What to do: Transcribe the whole listing below without changing a word, but leave out every image.

* start Records to use *

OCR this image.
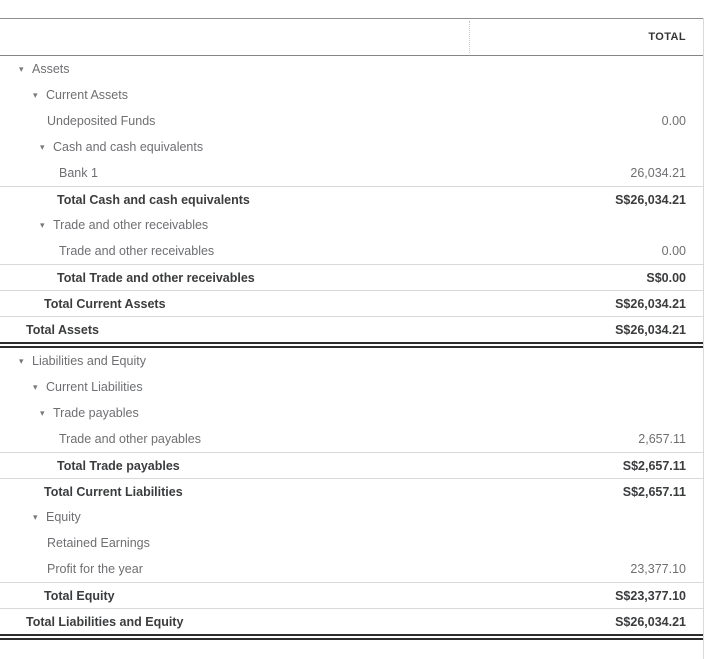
TOTAL
▾ Assets
▾ Current Assets
Undeposited Funds	0.00
▾ Cash and cash equivalents
Bank 1	26,034.21
Total Cash and cash equivalents	S$26,034.21
▾ Trade and other receivables
Trade and other receivables	0.00
Total Trade and other receivables	S$0.00
Total Current Assets	S$26,034.21
Total Assets	S$26,034.21
▾ Liabilities and Equity
▾ Current Liabilities
▾ Trade payables
Trade and other payables	2,657.11
Total Trade payables	S$2,657.11
Total Current Liabilities	S$2,657.11
▾ Equity
Retained Earnings
Profit for the year	23,377.10
Total Equity	S$23,377.10
Total Liabilities and Equity	S$26,034.21
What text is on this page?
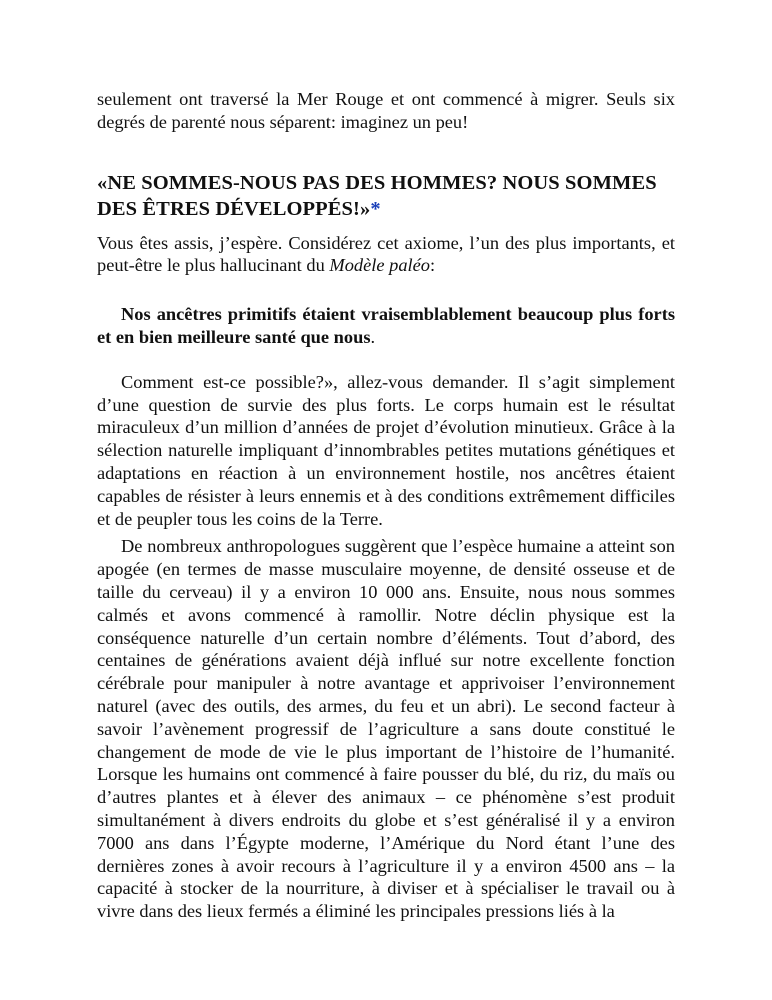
seulement ont traversé la Mer Rouge et ont commencé à migrer. Seuls six degrés de parenté nous séparent: imaginez un peu!

«NE SOMMES-NOUS PAS DES HOMMES? NOUS SOMMES DES ÊTRES DÉVELOPPÉS!»*

Vous êtes assis, j’espère. Considérez cet axiome, l’un des plus importants, et peut-être le plus hallucinant du Modèle paléo:

Nos ancêtres primitifs étaient vraisemblablement beaucoup plus forts et en bien meilleure santé que nous.

Comment est-ce possible?», allez-vous demander. Il s’agit simplement d’une question de survie des plus forts. Le corps humain est le résultat miraculeux d’un million d’années de projet d’évolution minutieux. Grâce à la sélection naturelle impliquant d’innombrables petites mutations génétiques et adaptations en réaction à un environnement hostile, nos ancêtres étaient capables de résister à leurs ennemis et à des conditions extrêmement difficiles et de peupler tous les coins de la Terre.

De nombreux anthropologues suggèrent que l’espèce humaine a atteint son apogée (en termes de masse musculaire moyenne, de densité osseuse et de taille du cerveau) il y a environ 10 000 ans. Ensuite, nous nous sommes calmés et avons commencé à ramollir. Notre déclin physique est la conséquence naturelle d’un certain nombre d’éléments. Tout d’abord, des centaines de générations avaient déjà influé sur notre excellente fonction cérébrale pour manipuler à notre avantage et apprivoiser l’environnement naturel (avec des outils, des armes, du feu et un abri). Le second facteur à savoir l’avènement progressif de l’agriculture a sans doute constitué le changement de mode de vie le plus important de l’histoire de l’humanité. Lorsque les humains ont commencé à faire pousser du blé, du riz, du maïs ou d’autres plantes et à élever des animaux – ce phénomène s’est produit simultanément à divers endroits du globe et s’est généralisé il y a environ 7000 ans dans l’Égypte moderne, l’Amérique du Nord étant l’une des dernières zones à avoir recours à l’agriculture il y a environ 4500 ans – la capacité à stocker de la nourriture, à diviser et à spécialiser le travail ou à vivre dans des lieux fermés a éliminé les principales pressions liés à la
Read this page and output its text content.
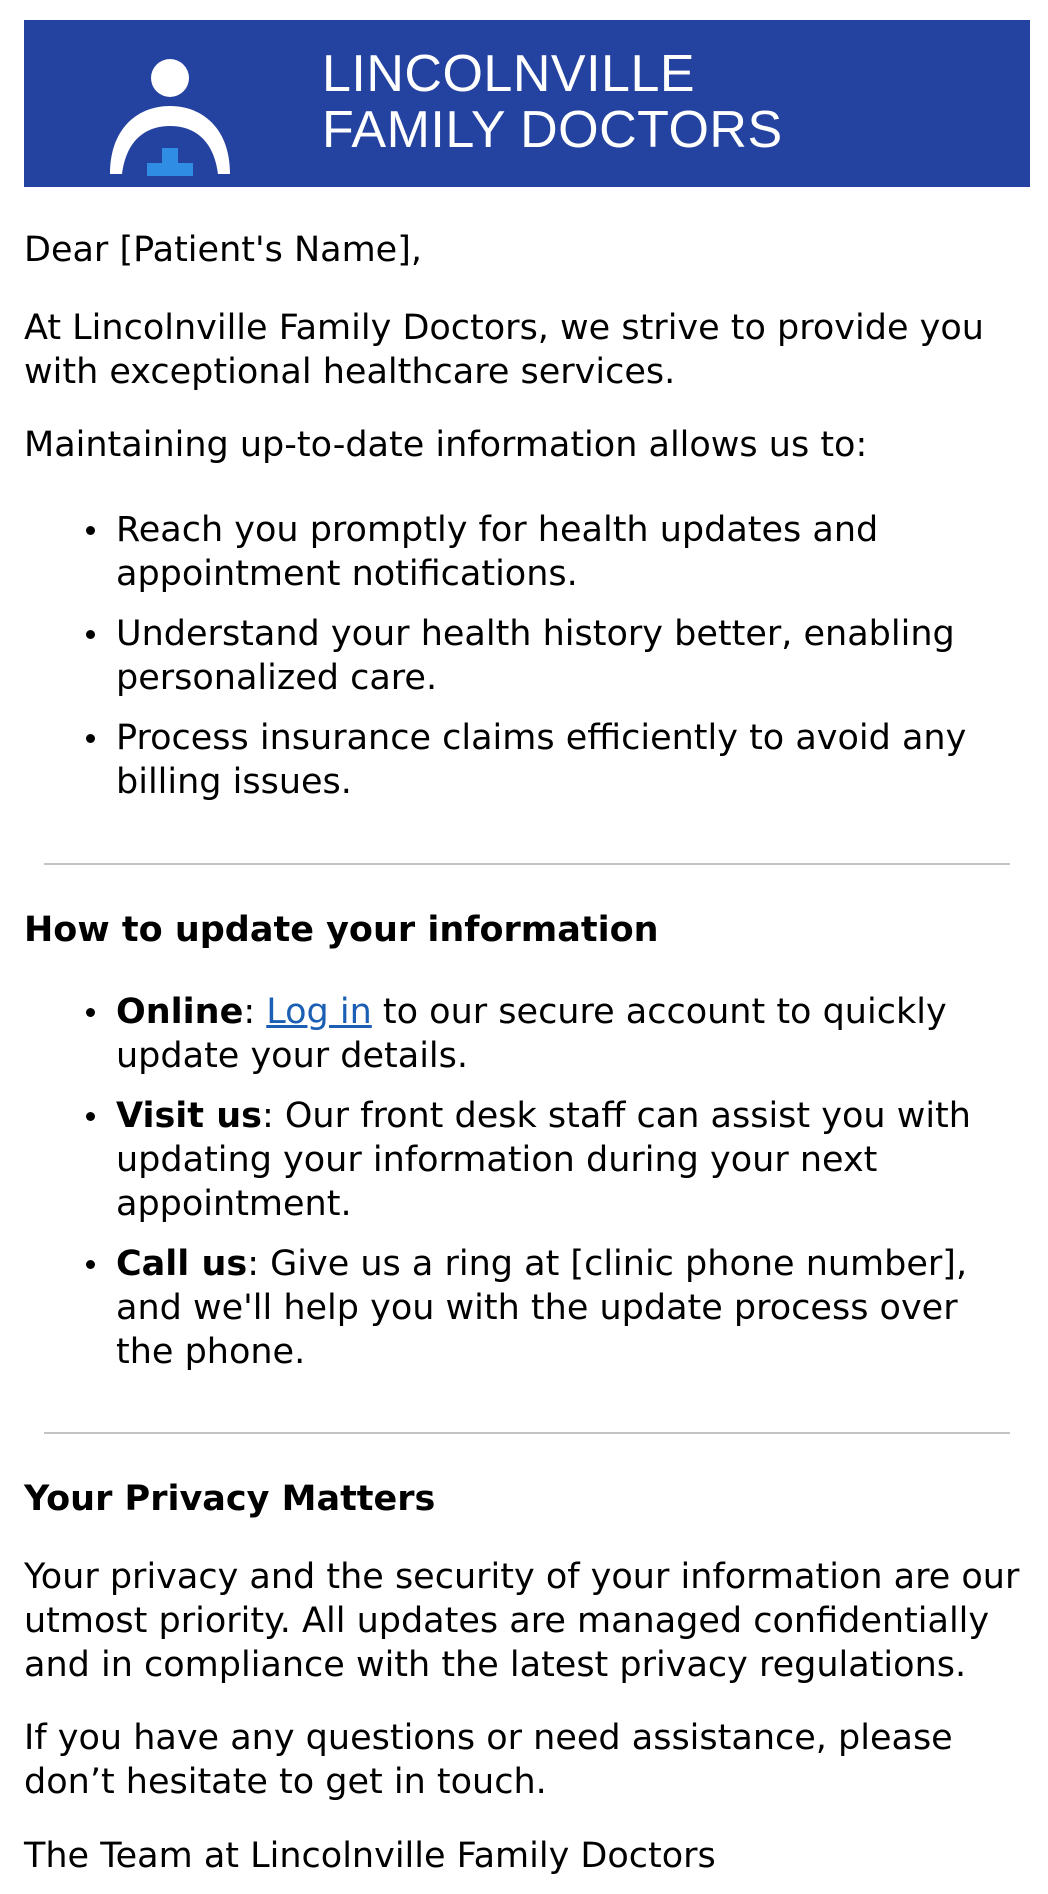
LINCOLNVILLE
FAMILY DOCTORS

Dear [Patient's Name],

At Lincolnville Family Doctors, we strive to provide you with exceptional healthcare services.

Maintaining up-to-date information allows us to:

Reach you promptly for health updates and appointment notifications.
Understand your health history better, enabling personalized care.
Process insurance claims efficiently to avoid any billing issues.
How to update your information
Online: Log in to our secure account to quickly update your details.
Visit us: Our front desk staff can assist you with updating your information during your next appointment.
Call us: Give us a ring at [clinic phone number], and we'll help you with the update process over the phone.
Your Privacy Matters

Your privacy and the security of your information are our utmost priority. All updates are managed confidentially and in compliance with the latest privacy regulations.

If you have any questions or need assistance, please don’t hesitate to get in touch.

The Team at Lincolnville Family Doctors
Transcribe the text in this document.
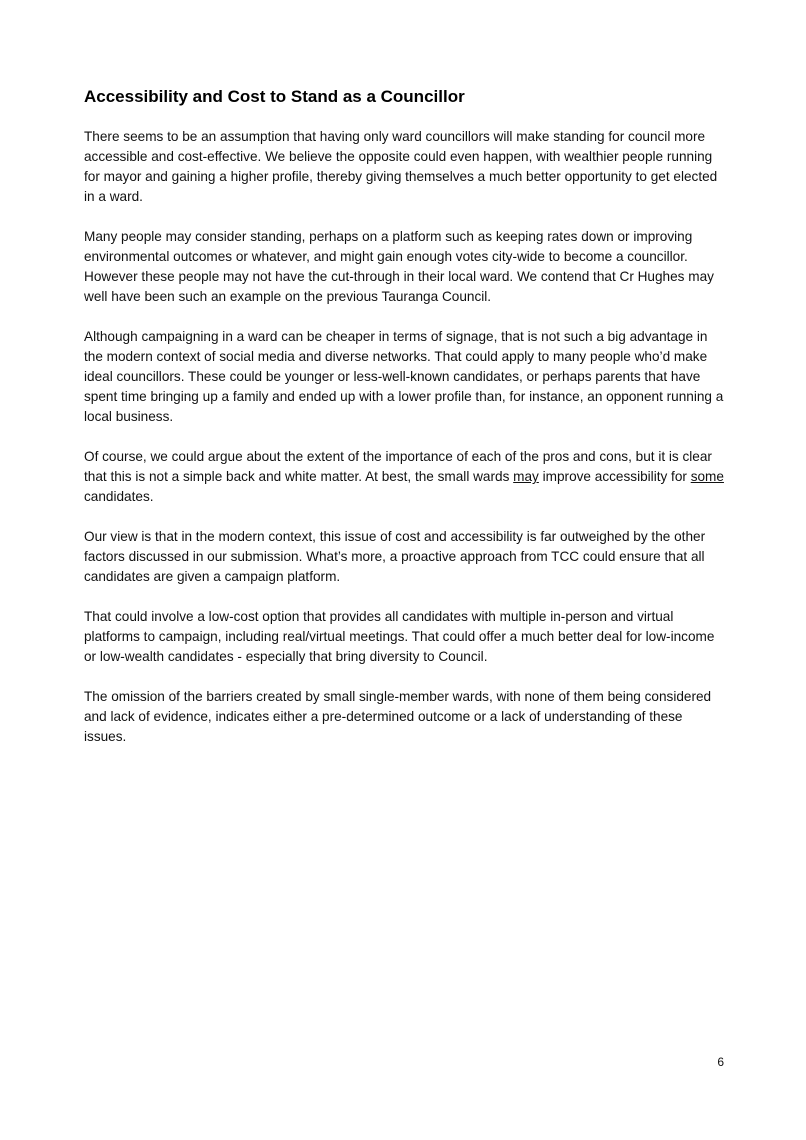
Accessibility and Cost to Stand as a Councillor

There seems to be an assumption that having only ward councillors will make standing for council more accessible and cost-effective. We believe the opposite could even happen, with wealthier people running for mayor and gaining a higher profile, thereby giving themselves a much better opportunity to get elected in a ward.

Many people may consider standing, perhaps on a platform such as keeping rates down or improving environmental outcomes or whatever, and might gain enough votes city-wide to become a councillor. However these people may not have the cut-through in their local ward. We contend that Cr Hughes may well have been such an example on the previous Tauranga Council.

Although campaigning in a ward can be cheaper in terms of signage, that is not such a big advantage in the modern context of social media and diverse networks. That could apply to many people who’d make ideal councillors. These could be younger or less-well-known candidates, or perhaps parents that have spent time bringing up a family and ended up with a lower profile than, for instance, an opponent running a local business.

Of course, we could argue about the extent of the importance of each of the pros and cons, but it is clear that this is not a simple back and white matter. At best, the small wards may improve accessibility for some candidates.

Our view is that in the modern context, this issue of cost and accessibility is far outweighed by the other factors discussed in our submission. What’s more, a proactive approach from TCC could ensure that all candidates are given a campaign platform.

That could involve a low-cost option that provides all candidates with multiple in-person and virtual platforms to campaign, including real/virtual meetings. That could offer a much better deal for low-income or low-wealth candidates - especially that bring diversity to Council.

The omission of the barriers created by small single-member wards, with none of them being considered and lack of evidence, indicates either a pre-determined outcome or a lack of understanding of these issues.

6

* end Records to use *

The answer:
OCR this image.
TOTAL
▾ Assets
▾ Current Assets
Undeposited Funds	0.00
▾ Cash and cash equivalents
Bank 1	26,034.21
Total Cash and cash equivalents	S$26,034.21
▾ Trade and other receivables
Trade and other receivables	0.00
Total Trade and other receivables	S$0.00
Total Current Assets	S$26,034.21
Total Assets	S$26,034.21
▾ Liabilities and Equity
▾ Current Liabilities
▾ Trade payables
Trade and other payables	2,657.11
Total Trade payables	S$2,657.11
Total Current Liabilities	S$2,657.11
▾ Equity
Retained Earnings
Profit for the year	23,377.10
Total Equity	S$23,377.10
Total Liabilities and Equity	S$26,034.21
What text is on this page?
seulement ont traversé la Mer Rouge et ont commencé à migrer. Seuls six degrés de parenté nous séparent: imaginez un peu!

«NE SOMMES-NOUS PAS DES HOMMES? NOUS SOMMES DES ÊTRES DÉVELOPPÉS!»*

Vous êtes assis, j’espère. Considérez cet axiome, l’un des plus importants, et peut-être le plus hallucinant du Modèle paléo:

Nos ancêtres primitifs étaient vraisemblablement beaucoup plus forts et en bien meilleure santé que nous.

Comment est-ce possible?», allez-vous demander. Il s’agit simplement d’une question de survie des plus forts. Le corps humain est le résultat miraculeux d’un million d’années de projet d’évolution minutieux. Grâce à la sélection naturelle impliquant d’innombrables petites mutations génétiques et adaptations en réaction à un environnement hostile, nos ancêtres étaient capables de résister à leurs ennemis et à des conditions extrêmement difficiles et de peupler tous les coins de la Terre.

De nombreux anthropologues suggèrent que l’espèce humaine a atteint son apogée (en termes de masse musculaire moyenne, de densité osseuse et de taille du cerveau) il y a environ 10 000 ans. Ensuite, nous nous sommes calmés et avons commencé à ramollir. Notre déclin physique est la conséquence naturelle d’un certain nombre d’éléments. Tout d’abord, des centaines de générations avaient déjà influé sur notre excellente fonction cérébrale pour manipuler à notre avantage et apprivoiser l’environnement naturel (avec des outils, des armes, du feu et un abri). Le second facteur à savoir l’avènement progressif de l’agriculture a sans doute constitué le changement de mode de vie le plus important de l’histoire de l’humanité. Lorsque les humains ont commencé à faire pousser du blé, du riz, du maïs ou d’autres plantes et à élever des animaux – ce phénomène s’est produit simultanément à divers endroits du globe et s’est généralisé il y a environ 7000 ans dans l’Égypte moderne, l’Amérique du Nord étant l’une des dernières zones à avoir recours à l’agriculture il y a environ 4500 ans – la capacité à stocker de la nourriture, à diviser et à spécialiser le travail ou à vivre dans des lieux fermés a éliminé les principales pressions liés à la
Read this page and output its text content.
LINCOLNVILLE
FAMILY DOCTORS

Dear [Patient's Name],

At Lincolnville Family Doctors, we strive to provide you with exceptional healthcare services.

Maintaining up-to-date information allows us to:

Reach you promptly for health updates and appointment notifications.
Understand your health history better, enabling personalized care.
Process insurance claims efficiently to avoid any billing issues.
How to update your information
Online: Log in to our secure account to quickly update your details.
Visit us: Our front desk staff can assist you with updating your information during your next appointment.
Call us: Give us a ring at [clinic phone number], and we'll help you with the update process over the phone.
Your Privacy Matters

Your privacy and the security of your information are our utmost priority. All updates are managed confidentially and in compliance with the latest privacy regulations.

If you have any questions or need assistance, please don’t hesitate to get in touch.

The Team at Lincolnville Family Doctors
Transcribe the text in this document.
Accessibility and Cost to Stand as a Councillor

There seems to be an assumption that having only ward councillors will make standing for council more accessible and cost-effective. We believe the opposite could even happen, with wealthier people running for mayor and gaining a higher profile, thereby giving themselves a much better opportunity to get elected in a ward.

Many people may consider standing, perhaps on a platform such as keeping rates down or improving environmental outcomes or whatever, and might gain enough votes city-wide to become a councillor. However these people may not have the cut-through in their local ward. We contend that Cr Hughes may well have been such an example on the previous Tauranga Council.

Although campaigning in a ward can be cheaper in terms of signage, that is not such a big advantage in the modern context of social media and diverse networks. That could apply to many people who’d make ideal councillors. These could be younger or less-well-known candidates, or perhaps parents that have spent time bringing up a family and ended up with a lower profile than, for instance, an opponent running a local business.

Of course, we could argue about the extent of the importance of each of the pros and cons, but it is clear that this is not a simple back and white matter. At best, the small wards may improve accessibility for some candidates.

Our view is that in the modern context, this issue of cost and accessibility is far outweighed by the other factors discussed in our submission. What’s more, a proactive approach from TCC could ensure that all candidates are given a campaign platform.

That could involve a low-cost option that provides all candidates with multiple in-person and virtual platforms to campaign, including real/virtual meetings. That could offer a much better deal for low-income or low-wealth candidates - especially that bring diversity to Council.

The omission of the barriers created by small single-member wards, with none of them being considered and lack of evidence, indicates either a pre-determined outcome or a lack of understanding of these issues.

6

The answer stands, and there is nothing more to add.